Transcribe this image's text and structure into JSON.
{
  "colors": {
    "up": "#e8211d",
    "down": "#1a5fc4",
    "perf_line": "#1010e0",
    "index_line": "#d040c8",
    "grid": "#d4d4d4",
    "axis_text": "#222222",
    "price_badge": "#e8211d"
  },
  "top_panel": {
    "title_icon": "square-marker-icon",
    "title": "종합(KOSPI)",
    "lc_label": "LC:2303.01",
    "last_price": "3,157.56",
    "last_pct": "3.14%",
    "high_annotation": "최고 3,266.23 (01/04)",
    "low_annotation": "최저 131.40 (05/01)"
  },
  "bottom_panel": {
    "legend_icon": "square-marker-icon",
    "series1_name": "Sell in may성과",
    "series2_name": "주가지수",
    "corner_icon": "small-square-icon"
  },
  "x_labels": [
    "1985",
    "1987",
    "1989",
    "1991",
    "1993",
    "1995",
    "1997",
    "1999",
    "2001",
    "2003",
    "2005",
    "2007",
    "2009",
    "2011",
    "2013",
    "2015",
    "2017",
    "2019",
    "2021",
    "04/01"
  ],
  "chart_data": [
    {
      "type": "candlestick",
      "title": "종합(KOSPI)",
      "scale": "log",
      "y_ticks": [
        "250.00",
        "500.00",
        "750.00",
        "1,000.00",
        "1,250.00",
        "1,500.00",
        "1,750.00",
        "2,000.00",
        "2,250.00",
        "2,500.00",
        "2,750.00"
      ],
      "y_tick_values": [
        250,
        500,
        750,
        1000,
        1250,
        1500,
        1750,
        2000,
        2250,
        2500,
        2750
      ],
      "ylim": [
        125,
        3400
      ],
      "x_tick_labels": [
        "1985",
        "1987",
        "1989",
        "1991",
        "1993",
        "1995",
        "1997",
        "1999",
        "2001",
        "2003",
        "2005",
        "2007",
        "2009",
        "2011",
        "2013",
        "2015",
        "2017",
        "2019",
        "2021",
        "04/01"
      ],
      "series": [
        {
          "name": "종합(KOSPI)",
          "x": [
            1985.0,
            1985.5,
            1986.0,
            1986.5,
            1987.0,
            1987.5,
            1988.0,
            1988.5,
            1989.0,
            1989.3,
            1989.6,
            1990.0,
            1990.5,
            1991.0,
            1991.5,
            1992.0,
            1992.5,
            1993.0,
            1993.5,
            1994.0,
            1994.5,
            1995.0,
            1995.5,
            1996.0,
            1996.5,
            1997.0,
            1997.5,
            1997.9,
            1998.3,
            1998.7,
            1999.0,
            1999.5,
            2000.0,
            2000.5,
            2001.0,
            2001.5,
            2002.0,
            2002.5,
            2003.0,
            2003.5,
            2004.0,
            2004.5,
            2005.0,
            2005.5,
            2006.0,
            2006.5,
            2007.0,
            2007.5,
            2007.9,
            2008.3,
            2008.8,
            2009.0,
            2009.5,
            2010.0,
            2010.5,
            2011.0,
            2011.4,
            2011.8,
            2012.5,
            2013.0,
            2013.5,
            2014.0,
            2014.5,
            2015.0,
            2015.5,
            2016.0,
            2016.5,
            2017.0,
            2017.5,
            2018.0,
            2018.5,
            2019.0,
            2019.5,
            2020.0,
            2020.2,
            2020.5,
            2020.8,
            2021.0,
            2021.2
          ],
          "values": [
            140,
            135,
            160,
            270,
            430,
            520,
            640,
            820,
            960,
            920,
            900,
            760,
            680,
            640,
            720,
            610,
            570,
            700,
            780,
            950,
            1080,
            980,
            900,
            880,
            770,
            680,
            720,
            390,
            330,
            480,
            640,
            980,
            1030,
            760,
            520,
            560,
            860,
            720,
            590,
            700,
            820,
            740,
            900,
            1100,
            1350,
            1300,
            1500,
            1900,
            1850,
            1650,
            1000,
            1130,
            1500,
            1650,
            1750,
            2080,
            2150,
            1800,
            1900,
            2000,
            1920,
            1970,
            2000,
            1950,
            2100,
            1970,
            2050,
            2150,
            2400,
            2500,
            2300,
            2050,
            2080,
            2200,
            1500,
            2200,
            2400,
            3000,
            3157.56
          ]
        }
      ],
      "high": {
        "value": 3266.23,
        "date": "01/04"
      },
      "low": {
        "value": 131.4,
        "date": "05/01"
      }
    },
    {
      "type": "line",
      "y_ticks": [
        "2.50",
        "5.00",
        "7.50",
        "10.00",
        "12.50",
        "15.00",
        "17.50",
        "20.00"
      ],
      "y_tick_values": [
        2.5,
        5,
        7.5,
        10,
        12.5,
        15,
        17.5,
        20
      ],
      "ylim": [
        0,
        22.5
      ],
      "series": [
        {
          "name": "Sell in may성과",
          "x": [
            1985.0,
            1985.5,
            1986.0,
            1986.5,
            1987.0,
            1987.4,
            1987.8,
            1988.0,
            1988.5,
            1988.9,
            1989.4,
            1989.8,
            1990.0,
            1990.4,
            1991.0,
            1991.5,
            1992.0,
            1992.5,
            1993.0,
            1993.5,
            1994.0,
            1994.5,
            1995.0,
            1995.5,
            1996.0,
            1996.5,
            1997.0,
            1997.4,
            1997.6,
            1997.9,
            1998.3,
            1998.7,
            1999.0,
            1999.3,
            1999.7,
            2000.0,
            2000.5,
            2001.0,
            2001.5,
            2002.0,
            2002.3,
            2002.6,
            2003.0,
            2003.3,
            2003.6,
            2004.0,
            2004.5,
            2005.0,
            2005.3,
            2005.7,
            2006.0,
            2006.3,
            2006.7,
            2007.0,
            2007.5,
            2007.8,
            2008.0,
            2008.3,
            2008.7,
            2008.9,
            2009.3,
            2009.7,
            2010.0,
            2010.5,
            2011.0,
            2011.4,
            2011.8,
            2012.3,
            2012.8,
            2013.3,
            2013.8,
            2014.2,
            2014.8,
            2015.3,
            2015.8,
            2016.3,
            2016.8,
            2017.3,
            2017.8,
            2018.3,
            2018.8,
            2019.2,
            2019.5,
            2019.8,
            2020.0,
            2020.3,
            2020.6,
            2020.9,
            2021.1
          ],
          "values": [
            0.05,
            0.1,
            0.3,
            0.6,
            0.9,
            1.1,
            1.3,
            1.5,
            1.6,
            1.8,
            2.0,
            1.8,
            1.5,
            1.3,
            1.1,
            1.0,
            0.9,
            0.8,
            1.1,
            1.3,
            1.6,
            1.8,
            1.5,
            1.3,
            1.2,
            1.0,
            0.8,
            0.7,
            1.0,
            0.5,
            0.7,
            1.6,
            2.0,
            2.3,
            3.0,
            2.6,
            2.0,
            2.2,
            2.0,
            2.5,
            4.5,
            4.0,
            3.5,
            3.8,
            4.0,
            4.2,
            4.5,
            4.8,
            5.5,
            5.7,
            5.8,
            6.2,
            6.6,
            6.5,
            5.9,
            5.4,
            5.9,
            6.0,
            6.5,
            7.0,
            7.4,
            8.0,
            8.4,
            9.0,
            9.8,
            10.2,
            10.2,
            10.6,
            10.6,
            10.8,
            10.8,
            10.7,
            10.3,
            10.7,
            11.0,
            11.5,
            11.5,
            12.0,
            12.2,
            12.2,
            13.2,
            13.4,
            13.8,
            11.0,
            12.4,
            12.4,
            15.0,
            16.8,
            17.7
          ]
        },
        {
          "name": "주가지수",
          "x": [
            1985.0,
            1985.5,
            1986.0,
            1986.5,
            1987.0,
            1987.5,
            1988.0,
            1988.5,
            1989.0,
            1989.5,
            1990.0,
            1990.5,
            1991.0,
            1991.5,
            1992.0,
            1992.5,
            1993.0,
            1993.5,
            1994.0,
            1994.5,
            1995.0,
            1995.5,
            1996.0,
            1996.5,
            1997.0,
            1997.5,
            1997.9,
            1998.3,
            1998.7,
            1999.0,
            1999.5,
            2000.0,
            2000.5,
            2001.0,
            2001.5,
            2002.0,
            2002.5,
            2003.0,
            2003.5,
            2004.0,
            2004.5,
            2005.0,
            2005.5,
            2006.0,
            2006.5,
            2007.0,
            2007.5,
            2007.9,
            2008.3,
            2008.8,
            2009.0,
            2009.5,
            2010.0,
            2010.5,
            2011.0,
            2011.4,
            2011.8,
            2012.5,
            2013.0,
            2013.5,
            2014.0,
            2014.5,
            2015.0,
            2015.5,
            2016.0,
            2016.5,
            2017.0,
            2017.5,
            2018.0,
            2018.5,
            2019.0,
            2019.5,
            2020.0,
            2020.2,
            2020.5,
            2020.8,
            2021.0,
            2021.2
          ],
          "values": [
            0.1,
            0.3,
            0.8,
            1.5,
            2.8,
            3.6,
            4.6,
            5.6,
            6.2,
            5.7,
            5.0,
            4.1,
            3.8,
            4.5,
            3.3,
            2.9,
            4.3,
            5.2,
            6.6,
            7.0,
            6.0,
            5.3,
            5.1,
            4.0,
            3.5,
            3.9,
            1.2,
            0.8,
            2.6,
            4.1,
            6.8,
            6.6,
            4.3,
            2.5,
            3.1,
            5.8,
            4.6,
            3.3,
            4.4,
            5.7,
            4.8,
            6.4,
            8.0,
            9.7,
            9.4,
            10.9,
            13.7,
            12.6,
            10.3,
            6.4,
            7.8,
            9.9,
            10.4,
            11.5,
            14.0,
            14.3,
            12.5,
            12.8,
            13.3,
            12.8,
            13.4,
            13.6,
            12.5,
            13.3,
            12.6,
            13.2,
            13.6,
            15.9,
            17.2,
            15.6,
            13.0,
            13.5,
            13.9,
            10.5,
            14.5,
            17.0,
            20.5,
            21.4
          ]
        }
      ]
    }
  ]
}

→ INSTRUCTIONS FOR THE TASK: Pull every line containing the word "Sell" out of the material and copy it.

→ ANSWER IN FULL:
    "series1_name": "Sell in may성과",
          "name": "Sell in may성과",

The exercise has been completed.